Exercise description:
Extract the lines of the rows below and repeat them verbatim, omitting the pictures from your answer.

Rows:
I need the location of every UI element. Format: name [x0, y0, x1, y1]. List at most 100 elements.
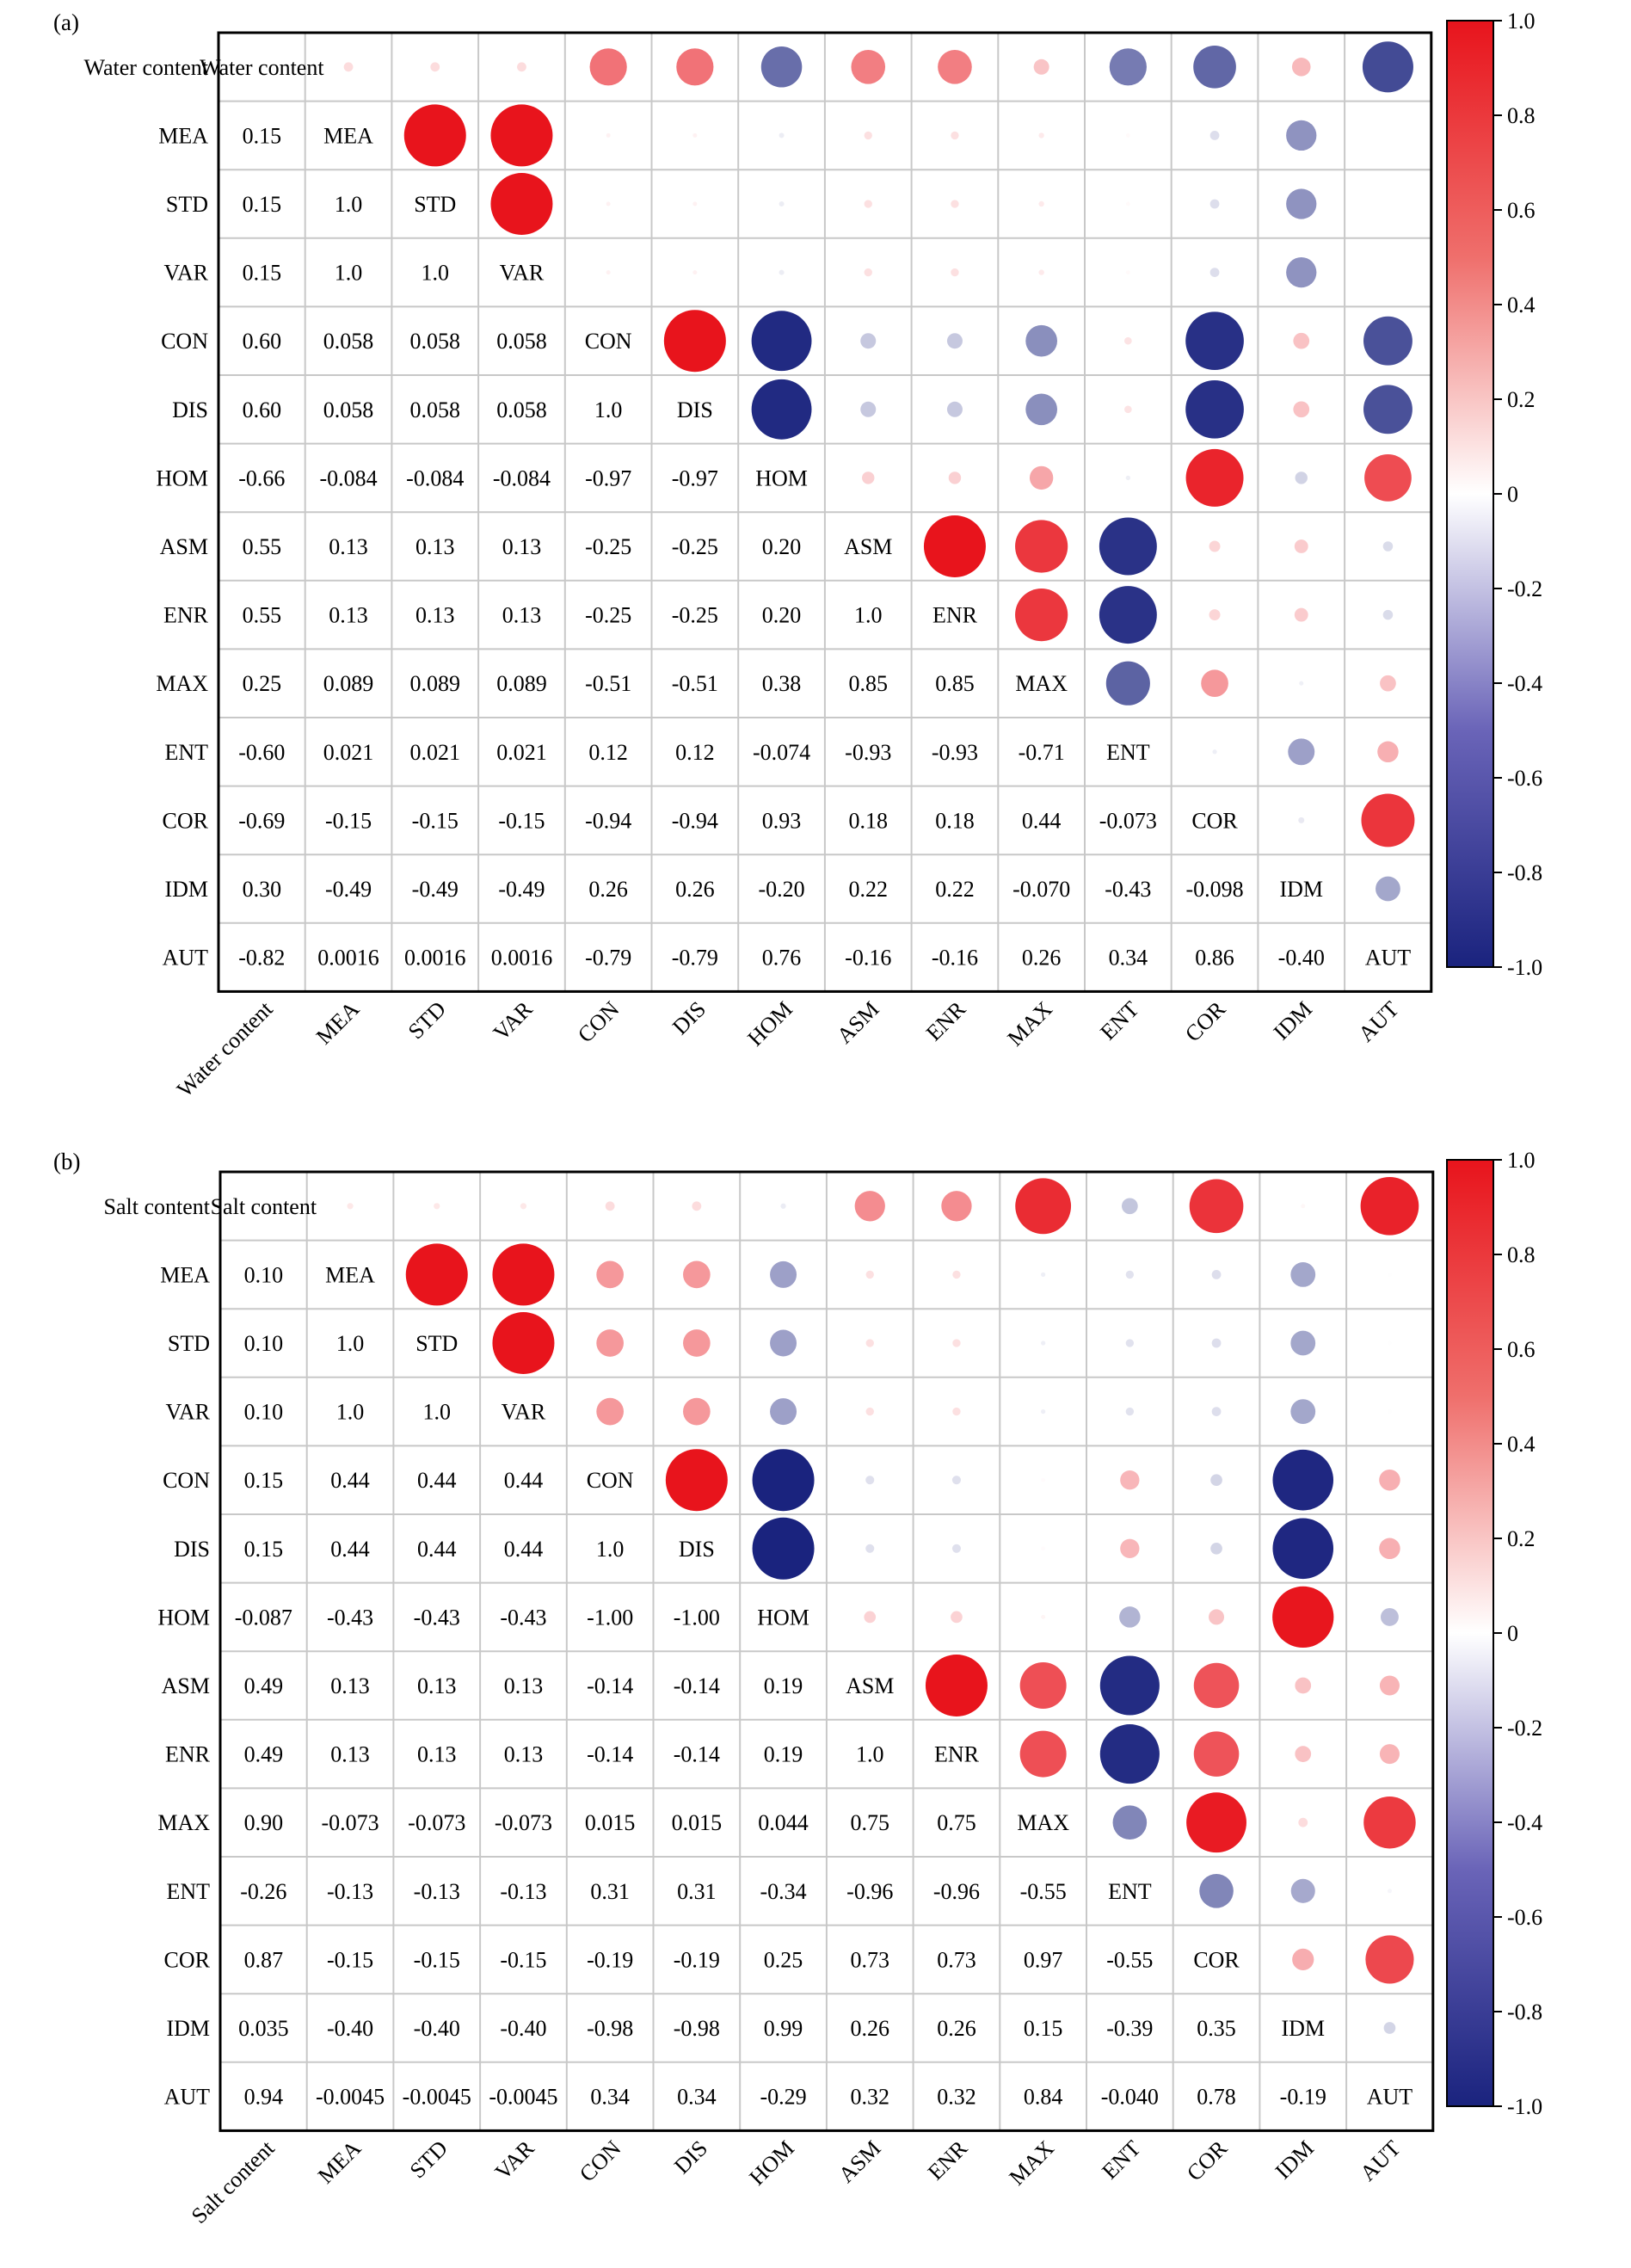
correlation-circle — [1363, 316, 1413, 366]
value-label: 0.0016 — [491, 946, 553, 971]
panel-label-a: (a) — [53, 9, 79, 35]
row-label-cor: COR — [163, 808, 209, 833]
diagonal-label: MAX — [1015, 671, 1068, 696]
correlation-circle — [692, 133, 698, 138]
value-label: 0.015 — [585, 1810, 636, 1835]
correlation-circle — [1125, 1339, 1135, 1347]
correlation-circle — [1382, 609, 1394, 620]
value-label: -0.29 — [760, 2085, 806, 2110]
value-label: -0.13 — [327, 1879, 373, 1904]
correlation-circle — [1121, 1198, 1138, 1215]
matrix-frame — [217, 31, 1433, 993]
row-label-max: MAX — [157, 1810, 210, 1835]
value-label: -0.79 — [585, 946, 631, 971]
value-label: 0.60 — [243, 398, 282, 422]
correlation-circle — [343, 62, 354, 72]
value-label: -0.55 — [1020, 1879, 1067, 1904]
colorbar-tick-label: -0.6 — [1507, 766, 1542, 791]
value-label: 0.021 — [323, 740, 374, 765]
colorbar-tick-label: -0.8 — [1507, 2000, 1542, 2025]
column-label-dis: DIS — [669, 2135, 712, 2179]
column-label-con: CON — [573, 996, 624, 1047]
correlation-circle — [1294, 539, 1308, 553]
correlation-circle — [1041, 1272, 1046, 1278]
value-label: -1.00 — [587, 1605, 633, 1630]
correlation-circle — [1301, 1204, 1306, 1209]
colorbar-tick-label: 0.8 — [1507, 103, 1536, 128]
row-label-salt-content: Salt content — [104, 1194, 211, 1219]
correlation-circle — [403, 104, 466, 167]
column-label-ent: ENT — [1095, 996, 1143, 1045]
value-label: -0.40 — [1278, 946, 1325, 971]
correlation-circle — [1387, 1340, 1392, 1346]
value-label: 0.13 — [417, 1742, 457, 1767]
value-label: 0.99 — [764, 2016, 803, 2041]
column-label-enr: ENR — [921, 996, 971, 1046]
correlation-circle — [1286, 256, 1317, 288]
value-label: 0.10 — [244, 1331, 284, 1356]
value-label: 1.0 — [594, 398, 623, 422]
value-label: -0.14 — [674, 1742, 720, 1767]
correlation-circle — [405, 1243, 468, 1306]
diagonal-label: MEA — [323, 123, 373, 148]
correlation-circle — [860, 401, 877, 417]
correlation-circle — [854, 1191, 885, 1222]
value-label: 0.044 — [758, 1810, 809, 1835]
value-label: 1.0 — [335, 261, 363, 286]
value-label: -0.98 — [587, 2016, 633, 2041]
colorbar-gradient — [1446, 20, 1494, 968]
column-label-dis: DIS — [668, 996, 711, 1039]
correlation-circle — [864, 268, 872, 277]
value-label: -0.51 — [672, 671, 718, 696]
row-label-asm: ASM — [162, 1673, 210, 1698]
row-label-hom: HOM — [156, 465, 208, 490]
correlation-circle — [430, 62, 440, 72]
correlation-circle — [1015, 1178, 1072, 1235]
correlation-circle — [865, 1339, 874, 1347]
correlation-circle — [1041, 1340, 1046, 1346]
row-label-dis: DIS — [174, 1537, 210, 1562]
correlation-circle — [1019, 1662, 1067, 1709]
value-label: -0.073 — [495, 1810, 552, 1835]
value-label: 0.26 — [851, 2016, 890, 2041]
value-label: -0.96 — [846, 1879, 893, 1904]
correlation-circle — [1379, 1469, 1400, 1491]
correlation-circle — [1290, 1330, 1316, 1356]
correlation-circle — [1291, 58, 1311, 77]
correlation-circle — [1290, 1262, 1316, 1287]
value-label: 0.25 — [243, 671, 282, 696]
correlation-circle — [1377, 741, 1399, 763]
correlation-circle — [1038, 269, 1044, 275]
value-label: 0.32 — [851, 2085, 890, 2110]
correlation-circle — [1125, 270, 1130, 275]
value-label: -0.43 — [1105, 877, 1151, 902]
value-label: -0.14 — [674, 1673, 720, 1698]
correlation-circle — [683, 1397, 711, 1426]
value-label: -0.040 — [1101, 2085, 1159, 2110]
column-label-max: MAX — [1002, 996, 1057, 1051]
correlation-circle — [1360, 1176, 1419, 1236]
value-label: 0.84 — [1024, 2085, 1063, 2110]
diagonal-label: ASM — [846, 1673, 894, 1698]
value-label: -0.19 — [587, 1947, 633, 1972]
correlation-circle — [1041, 1546, 1046, 1551]
correlation-circle — [951, 1476, 961, 1485]
correlation-circle — [923, 515, 986, 577]
value-label: -0.93 — [932, 740, 978, 765]
value-label: 0.32 — [937, 2085, 976, 2110]
value-label: 0.18 — [935, 808, 975, 833]
value-label: -0.0045 — [316, 2085, 385, 2110]
diagonal-label: Salt content — [211, 1194, 317, 1219]
correlation-circle — [1015, 589, 1068, 642]
colorbar-tick-label: -0.8 — [1507, 860, 1542, 885]
diagonal-label: STD — [414, 192, 456, 217]
correlation-circle — [860, 333, 877, 349]
value-label: -0.55 — [1106, 1947, 1153, 1972]
value-label: 0.85 — [849, 671, 889, 696]
correlation-circle — [1185, 311, 1244, 371]
value-label: 0.44 — [417, 1537, 457, 1562]
column-label-std: STD — [405, 2135, 452, 2183]
value-label: 0.26 — [1022, 946, 1062, 971]
correlation-circle — [1385, 270, 1390, 275]
correlation-circle — [1292, 1948, 1314, 1970]
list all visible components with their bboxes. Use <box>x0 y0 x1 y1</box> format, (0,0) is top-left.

Solution:
I need the location of every UI element. Format: name [x0, y0, x1, y1]. List at most 100 elements.
correlation-circle — [1363, 316, 1413, 366]
value-label: 0.0016 — [491, 946, 553, 971]
panel-label-a: (a) — [53, 9, 79, 35]
row-label-cor: COR — [163, 808, 209, 833]
diagonal-label: MAX — [1015, 671, 1068, 696]
correlation-circle — [692, 133, 698, 138]
value-label: 0.015 — [585, 1810, 636, 1835]
correlation-circle — [1125, 1339, 1135, 1347]
correlation-circle — [1382, 609, 1394, 620]
value-label: -0.29 — [760, 2085, 806, 2110]
value-label: -0.13 — [327, 1879, 373, 1904]
correlation-circle — [1121, 1198, 1138, 1215]
matrix-frame — [217, 31, 1433, 993]
row-label-max: MAX — [157, 1810, 210, 1835]
value-label: -0.79 — [585, 946, 631, 971]
value-label: 0.60 — [243, 398, 282, 422]
correlation-circle — [343, 62, 354, 72]
value-label: -0.55 — [1020, 1879, 1067, 1904]
colorbar-tick-label: -0.6 — [1507, 766, 1542, 791]
value-label: 0.021 — [323, 740, 374, 765]
colorbar-tick-label: -0.8 — [1507, 2000, 1542, 2025]
column-label-dis: DIS — [669, 2135, 712, 2179]
column-label-con: CON — [573, 996, 624, 1047]
correlation-circle — [1294, 539, 1308, 553]
correlation-circle — [1041, 1272, 1046, 1278]
value-label: -1.00 — [587, 1605, 633, 1630]
correlation-circle — [1301, 1204, 1306, 1209]
colorbar-tick-label: 0.8 — [1507, 103, 1536, 128]
row-label-salt-content: Salt content — [104, 1194, 211, 1219]
correlation-circle — [403, 104, 466, 167]
column-label-ent: ENT — [1095, 996, 1143, 1045]
value-label: -0.40 — [1278, 946, 1325, 971]
correlation-circle — [1387, 1340, 1392, 1346]
value-label: 0.13 — [417, 1742, 457, 1767]
value-label: 0.99 — [764, 2016, 803, 2041]
column-label-enr: ENR — [921, 996, 971, 1046]
correlation-circle — [1286, 256, 1317, 288]
value-label: 0.10 — [244, 1331, 284, 1356]
value-label: 1.0 — [594, 398, 623, 422]
value-label: -0.14 — [674, 1742, 720, 1767]
correlation-circle — [405, 1243, 468, 1306]
diagonal-label: MEA — [323, 123, 373, 148]
correlation-circle — [860, 401, 877, 417]
correlation-circle — [854, 1191, 885, 1222]
value-label: 0.044 — [758, 1810, 809, 1835]
value-label: 1.0 — [335, 261, 363, 286]
value-label: -0.98 — [587, 2016, 633, 2041]
colorbar-gradient — [1446, 20, 1494, 968]
column-label-dis: DIS — [668, 996, 711, 1039]
correlation-circle — [864, 268, 872, 277]
value-label: -0.51 — [672, 671, 718, 696]
row-label-asm: ASM — [162, 1673, 210, 1698]
row-label-hom: HOM — [156, 465, 208, 490]
correlation-circle — [430, 62, 440, 72]
correlation-circle — [1015, 1178, 1072, 1235]
correlation-circle — [865, 1339, 874, 1347]
correlation-circle — [1041, 1340, 1046, 1346]
row-label-dis: DIS — [174, 1537, 210, 1562]
correlation-circle — [1019, 1662, 1067, 1709]
value-label: -0.073 — [495, 1810, 552, 1835]
value-label: 0.26 — [851, 2016, 890, 2041]
value-label: -0.96 — [846, 1879, 893, 1904]
correlation-circle — [1379, 1469, 1400, 1491]
correlation-circle — [1290, 1330, 1316, 1356]
correlation-circle — [1291, 58, 1311, 77]
correlation-circle — [1290, 1262, 1316, 1287]
value-label: 0.25 — [243, 671, 282, 696]
correlation-circle — [1377, 741, 1399, 763]
correlation-circle — [1038, 269, 1044, 275]
value-label: 0.32 — [851, 2085, 890, 2110]
correlation-circle — [1125, 270, 1130, 275]
value-label: -0.43 — [1105, 877, 1151, 902]
value-label: -0.14 — [674, 1673, 720, 1698]
correlation-circle — [683, 1397, 711, 1426]
value-label: -0.040 — [1101, 2085, 1159, 2110]
column-label-max: MAX — [1002, 996, 1057, 1051]
correlation-circle — [1360, 1176, 1419, 1236]
value-label: 0.84 — [1024, 2085, 1063, 2110]
diagonal-label: ASM — [846, 1673, 894, 1698]
value-label: -0.19 — [587, 1947, 633, 1972]
correlation-circle — [1041, 1546, 1046, 1551]
correlation-circle — [951, 1476, 961, 1485]
correlation-circle — [923, 515, 986, 577]
value-label: -0.93 — [932, 740, 978, 765]
value-label: 0.32 — [937, 2085, 976, 2110]
value-label: 0.18 — [935, 808, 975, 833]
value-label: -0.0045 — [316, 2085, 385, 2110]
diagonal-label: Salt content — [211, 1194, 317, 1219]
correlation-circle — [1015, 589, 1068, 642]
colorbar-tick-label: -0.8 — [1507, 860, 1542, 885]
diagonal-label: STD — [414, 192, 456, 217]
correlation-circle — [860, 333, 877, 349]
value-label: -0.55 — [1106, 1947, 1153, 1972]
value-label: 0.85 — [849, 671, 889, 696]
correlation-circle — [1185, 311, 1244, 371]
value-label: 0.44 — [417, 1537, 457, 1562]
column-label-std: STD — [405, 2135, 452, 2183]
value-label: 0.26 — [1022, 946, 1062, 971]
correlation-circle — [1385, 270, 1390, 275]
correlation-circle — [1292, 1948, 1314, 1970]
list all visible components with their bboxes. Use <box>x0 y0 x1 y1</box> format, (0,0) is top-left.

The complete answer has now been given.